WORK TO DO >>
List each line of the data in which the string "color" appears.

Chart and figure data
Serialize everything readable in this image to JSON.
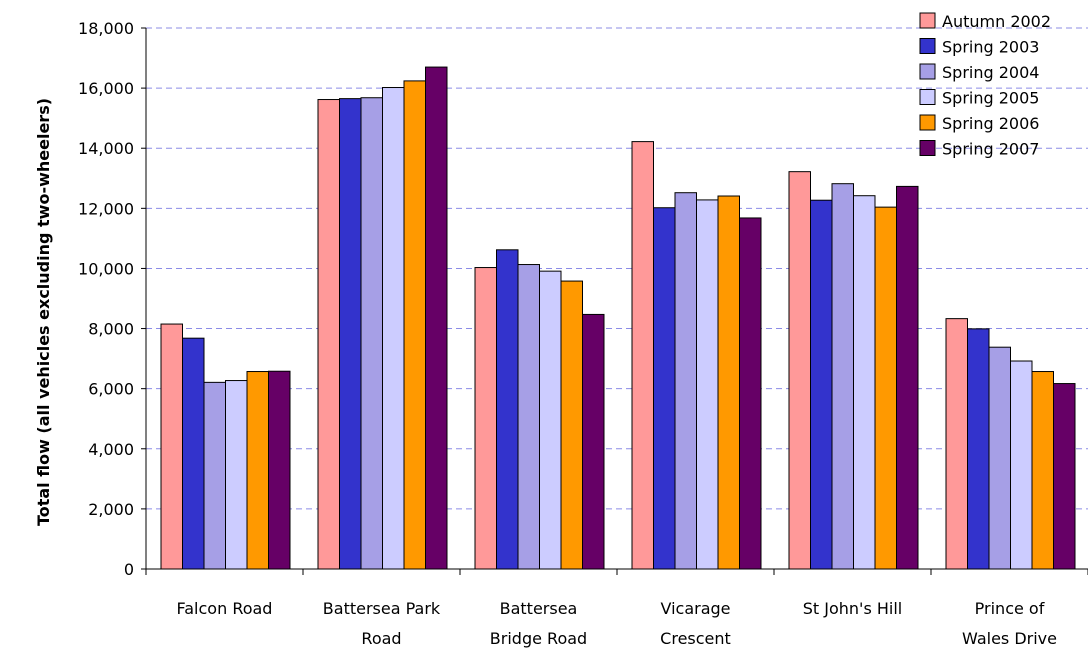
{
  "chart_data": {
    "type": "bar",
    "title": "",
    "xlabel": "",
    "ylabel": "Total flow (all vehicles excluding two-wheelers)",
    "ylim": [
      0,
      18000
    ],
    "yticks": [
      0,
      2000,
      4000,
      6000,
      8000,
      10000,
      12000,
      14000,
      16000,
      18000
    ],
    "ytick_labels": [
      "0",
      "2,000",
      "4,000",
      "6,000",
      "8,000",
      "10,000",
      "12,000",
      "14,000",
      "16,000",
      "18,000"
    ],
    "grid": "horizontal dashed",
    "legend_position": "top-right",
    "categories": [
      [
        "Falcon Road"
      ],
      [
        "Battersea Park",
        "Road"
      ],
      [
        "Battersea",
        "Bridge Road"
      ],
      [
        "Vicarage",
        "Crescent"
      ],
      [
        "St John's Hill"
      ],
      [
        "Prince of",
        "Wales Drive"
      ]
    ],
    "series": [
      {
        "name": "Autumn 2002",
        "color": "#ff9999",
        "values": [
          8150,
          15620,
          10030,
          14220,
          13220,
          8330
        ]
      },
      {
        "name": "Spring 2003",
        "color": "#3333cc",
        "values": [
          7680,
          15650,
          10620,
          12020,
          12270,
          7990
        ]
      },
      {
        "name": "Spring 2004",
        "color": "#a69fe6",
        "values": [
          6210,
          15680,
          10130,
          12520,
          12820,
          7380
        ]
      },
      {
        "name": "Spring 2005",
        "color": "#ccccff",
        "values": [
          6270,
          16020,
          9910,
          12280,
          12420,
          6920
        ]
      },
      {
        "name": "Spring 2006",
        "color": "#ff9900",
        "values": [
          6570,
          16240,
          9580,
          12410,
          12040,
          6570
        ]
      },
      {
        "name": "Spring 2007",
        "color": "#660066",
        "values": [
          6580,
          16700,
          8470,
          11680,
          12730,
          6170
        ]
      }
    ]
  }
}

OUTPUT FOR THIS TASK >>
        "color": "#ff9999",
        "color": "#3333cc",
        "color": "#a69fe6",
        "color": "#ccccff",
        "color": "#ff9900",
        "color": "#660066",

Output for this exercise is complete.